# DO THIS:
Locate all lines with the word "name" and copy them out.

# Dataset listings of figures:
■ ■ ■ ■ ■ ■ ■

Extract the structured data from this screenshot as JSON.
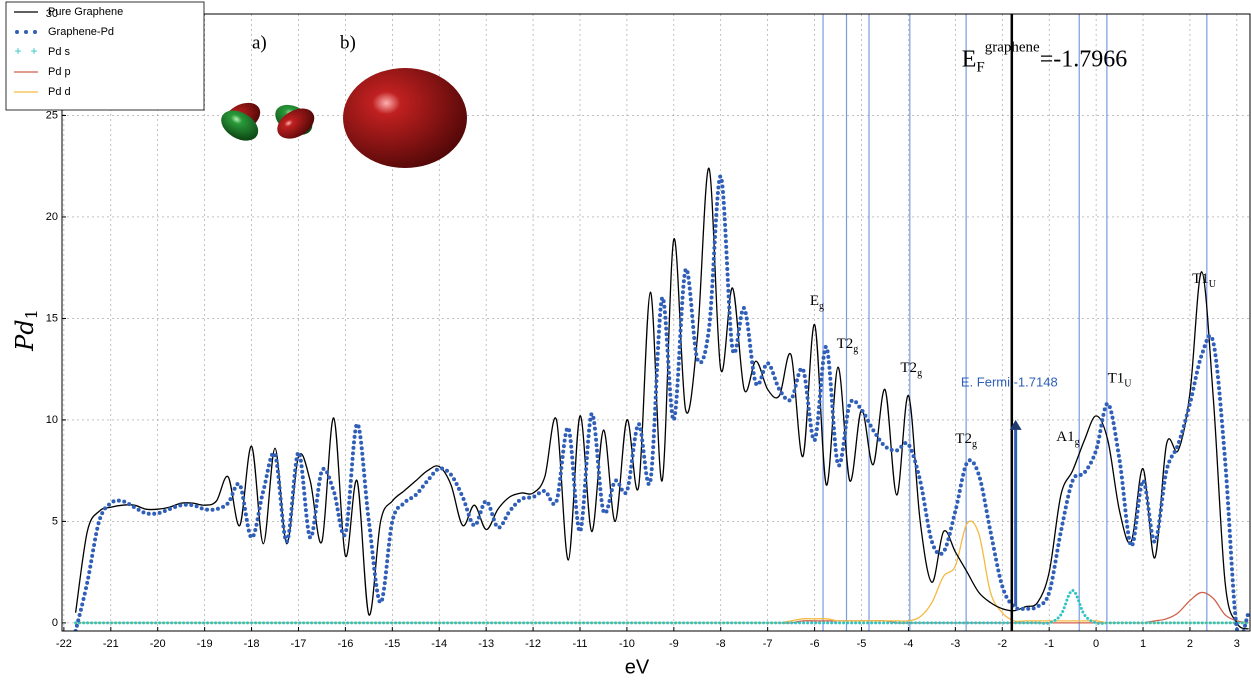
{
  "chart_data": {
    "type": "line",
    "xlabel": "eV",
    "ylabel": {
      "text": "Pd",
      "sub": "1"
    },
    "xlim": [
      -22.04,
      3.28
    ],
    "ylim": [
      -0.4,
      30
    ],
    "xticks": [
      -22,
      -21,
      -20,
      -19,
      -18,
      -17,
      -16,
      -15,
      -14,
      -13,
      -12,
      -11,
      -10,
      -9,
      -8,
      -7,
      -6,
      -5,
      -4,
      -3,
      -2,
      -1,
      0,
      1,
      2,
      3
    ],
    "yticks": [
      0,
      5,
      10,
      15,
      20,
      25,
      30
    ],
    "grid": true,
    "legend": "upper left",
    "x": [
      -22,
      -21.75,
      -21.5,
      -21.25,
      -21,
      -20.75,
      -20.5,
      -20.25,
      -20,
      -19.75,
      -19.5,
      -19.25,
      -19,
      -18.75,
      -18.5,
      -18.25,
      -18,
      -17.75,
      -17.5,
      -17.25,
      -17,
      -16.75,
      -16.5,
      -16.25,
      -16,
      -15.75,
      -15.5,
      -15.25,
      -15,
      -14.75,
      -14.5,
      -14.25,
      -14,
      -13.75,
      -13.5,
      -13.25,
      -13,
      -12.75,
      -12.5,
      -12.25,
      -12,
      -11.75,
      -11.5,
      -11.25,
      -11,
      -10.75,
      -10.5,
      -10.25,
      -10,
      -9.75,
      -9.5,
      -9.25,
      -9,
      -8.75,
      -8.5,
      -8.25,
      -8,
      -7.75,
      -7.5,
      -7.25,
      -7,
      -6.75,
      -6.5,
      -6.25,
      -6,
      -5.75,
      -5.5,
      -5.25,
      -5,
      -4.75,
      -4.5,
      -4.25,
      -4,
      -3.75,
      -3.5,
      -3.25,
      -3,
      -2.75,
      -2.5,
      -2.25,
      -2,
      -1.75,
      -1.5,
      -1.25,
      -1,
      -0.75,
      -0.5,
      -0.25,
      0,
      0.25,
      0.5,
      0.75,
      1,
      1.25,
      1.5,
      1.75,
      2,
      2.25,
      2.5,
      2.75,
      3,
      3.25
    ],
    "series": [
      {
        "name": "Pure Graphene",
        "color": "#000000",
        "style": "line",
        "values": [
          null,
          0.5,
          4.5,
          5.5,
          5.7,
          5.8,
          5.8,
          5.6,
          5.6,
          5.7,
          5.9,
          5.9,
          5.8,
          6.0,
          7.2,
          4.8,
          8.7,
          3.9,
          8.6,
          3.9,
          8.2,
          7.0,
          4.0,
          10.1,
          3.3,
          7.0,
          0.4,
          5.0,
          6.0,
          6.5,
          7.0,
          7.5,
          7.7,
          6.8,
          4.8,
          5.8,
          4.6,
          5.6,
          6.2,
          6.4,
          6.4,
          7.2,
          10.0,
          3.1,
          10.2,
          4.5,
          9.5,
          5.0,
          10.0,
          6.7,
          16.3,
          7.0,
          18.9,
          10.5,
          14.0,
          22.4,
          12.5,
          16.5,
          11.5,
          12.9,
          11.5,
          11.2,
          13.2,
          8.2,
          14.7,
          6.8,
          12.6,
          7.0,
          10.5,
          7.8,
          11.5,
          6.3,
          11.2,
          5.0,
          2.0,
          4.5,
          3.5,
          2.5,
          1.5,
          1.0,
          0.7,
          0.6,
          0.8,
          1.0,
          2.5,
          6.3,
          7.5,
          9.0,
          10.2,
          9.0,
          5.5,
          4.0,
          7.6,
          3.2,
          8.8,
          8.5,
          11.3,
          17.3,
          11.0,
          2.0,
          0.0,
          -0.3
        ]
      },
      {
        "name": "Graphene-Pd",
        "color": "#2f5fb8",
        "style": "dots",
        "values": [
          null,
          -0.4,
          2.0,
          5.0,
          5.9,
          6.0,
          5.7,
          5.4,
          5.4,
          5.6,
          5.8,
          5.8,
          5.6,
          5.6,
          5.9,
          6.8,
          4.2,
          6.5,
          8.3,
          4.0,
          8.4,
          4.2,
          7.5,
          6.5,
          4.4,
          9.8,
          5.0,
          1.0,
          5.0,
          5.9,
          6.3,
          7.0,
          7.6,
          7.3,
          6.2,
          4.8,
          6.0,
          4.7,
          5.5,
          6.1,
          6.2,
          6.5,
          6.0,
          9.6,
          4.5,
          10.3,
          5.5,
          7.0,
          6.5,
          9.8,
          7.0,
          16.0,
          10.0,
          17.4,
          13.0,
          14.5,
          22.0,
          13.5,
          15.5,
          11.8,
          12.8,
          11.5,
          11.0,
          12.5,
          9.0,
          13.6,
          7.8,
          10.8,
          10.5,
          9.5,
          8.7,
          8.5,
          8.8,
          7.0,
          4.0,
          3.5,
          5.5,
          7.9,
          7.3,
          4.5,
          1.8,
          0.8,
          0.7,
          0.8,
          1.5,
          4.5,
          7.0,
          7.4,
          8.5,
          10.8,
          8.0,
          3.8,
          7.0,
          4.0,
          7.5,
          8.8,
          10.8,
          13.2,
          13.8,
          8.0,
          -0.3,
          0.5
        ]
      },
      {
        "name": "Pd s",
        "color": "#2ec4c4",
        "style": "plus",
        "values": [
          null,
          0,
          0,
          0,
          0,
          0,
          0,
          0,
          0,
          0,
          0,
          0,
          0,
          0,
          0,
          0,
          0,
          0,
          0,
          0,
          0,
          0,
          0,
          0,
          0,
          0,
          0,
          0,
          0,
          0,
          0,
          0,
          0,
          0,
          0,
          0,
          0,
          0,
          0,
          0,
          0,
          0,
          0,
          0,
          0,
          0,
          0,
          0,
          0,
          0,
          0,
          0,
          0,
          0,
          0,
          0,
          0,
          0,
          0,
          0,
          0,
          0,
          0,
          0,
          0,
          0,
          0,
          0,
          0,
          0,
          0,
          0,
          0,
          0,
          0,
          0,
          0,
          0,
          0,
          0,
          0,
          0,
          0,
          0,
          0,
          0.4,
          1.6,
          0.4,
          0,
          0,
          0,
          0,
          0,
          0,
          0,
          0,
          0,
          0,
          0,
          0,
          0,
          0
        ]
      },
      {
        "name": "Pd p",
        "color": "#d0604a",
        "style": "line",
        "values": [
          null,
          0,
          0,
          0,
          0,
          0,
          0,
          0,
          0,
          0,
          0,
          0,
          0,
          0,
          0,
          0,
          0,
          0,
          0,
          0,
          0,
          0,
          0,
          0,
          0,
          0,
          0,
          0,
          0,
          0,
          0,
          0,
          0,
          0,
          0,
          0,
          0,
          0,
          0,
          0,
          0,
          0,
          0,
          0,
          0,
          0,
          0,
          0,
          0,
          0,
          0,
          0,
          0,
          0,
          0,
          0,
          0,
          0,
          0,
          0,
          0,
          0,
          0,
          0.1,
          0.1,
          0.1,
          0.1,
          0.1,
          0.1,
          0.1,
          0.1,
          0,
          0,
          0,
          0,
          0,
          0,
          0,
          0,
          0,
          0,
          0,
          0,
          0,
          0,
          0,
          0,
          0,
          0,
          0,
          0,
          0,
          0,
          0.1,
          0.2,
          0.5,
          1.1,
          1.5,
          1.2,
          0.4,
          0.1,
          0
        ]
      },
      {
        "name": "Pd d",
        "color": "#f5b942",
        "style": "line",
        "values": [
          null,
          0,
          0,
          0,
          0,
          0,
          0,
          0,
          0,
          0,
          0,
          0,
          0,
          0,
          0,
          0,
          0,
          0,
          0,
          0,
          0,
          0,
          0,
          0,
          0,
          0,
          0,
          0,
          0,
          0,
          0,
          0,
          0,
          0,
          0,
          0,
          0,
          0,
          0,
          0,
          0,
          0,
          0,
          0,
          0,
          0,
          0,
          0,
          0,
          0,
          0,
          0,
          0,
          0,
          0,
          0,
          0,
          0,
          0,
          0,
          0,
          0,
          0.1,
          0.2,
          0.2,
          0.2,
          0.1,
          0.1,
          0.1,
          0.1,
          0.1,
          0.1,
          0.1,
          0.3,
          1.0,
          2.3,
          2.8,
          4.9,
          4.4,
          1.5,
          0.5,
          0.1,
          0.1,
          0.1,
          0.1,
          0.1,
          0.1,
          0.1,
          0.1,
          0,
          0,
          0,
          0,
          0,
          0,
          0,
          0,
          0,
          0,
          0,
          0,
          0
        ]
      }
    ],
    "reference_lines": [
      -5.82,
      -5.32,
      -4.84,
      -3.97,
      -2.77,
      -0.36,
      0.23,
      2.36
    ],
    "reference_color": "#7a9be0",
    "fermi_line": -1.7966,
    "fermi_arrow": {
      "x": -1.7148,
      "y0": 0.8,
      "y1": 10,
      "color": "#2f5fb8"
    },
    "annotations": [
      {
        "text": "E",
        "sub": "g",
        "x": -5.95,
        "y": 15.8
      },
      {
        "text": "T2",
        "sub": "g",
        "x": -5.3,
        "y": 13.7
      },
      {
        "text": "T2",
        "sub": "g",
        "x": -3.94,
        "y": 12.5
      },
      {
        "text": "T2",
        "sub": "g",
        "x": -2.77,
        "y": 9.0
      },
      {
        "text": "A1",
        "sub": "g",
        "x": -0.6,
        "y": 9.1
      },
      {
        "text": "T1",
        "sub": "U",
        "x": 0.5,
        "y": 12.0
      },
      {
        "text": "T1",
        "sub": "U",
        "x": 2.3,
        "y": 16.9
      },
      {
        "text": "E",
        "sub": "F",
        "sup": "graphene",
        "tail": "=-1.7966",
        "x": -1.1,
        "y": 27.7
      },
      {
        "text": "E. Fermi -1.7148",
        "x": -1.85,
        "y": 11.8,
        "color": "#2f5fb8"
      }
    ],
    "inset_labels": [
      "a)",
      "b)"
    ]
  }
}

■ ■ ■ ■ ■ ■ ■

# PROBLEM SOLUTION:
        "name": "Pure Graphene",
        "name": "Graphene-Pd",
        "name": "Pd s",
        "name": "Pd p",
        "name": "Pd d",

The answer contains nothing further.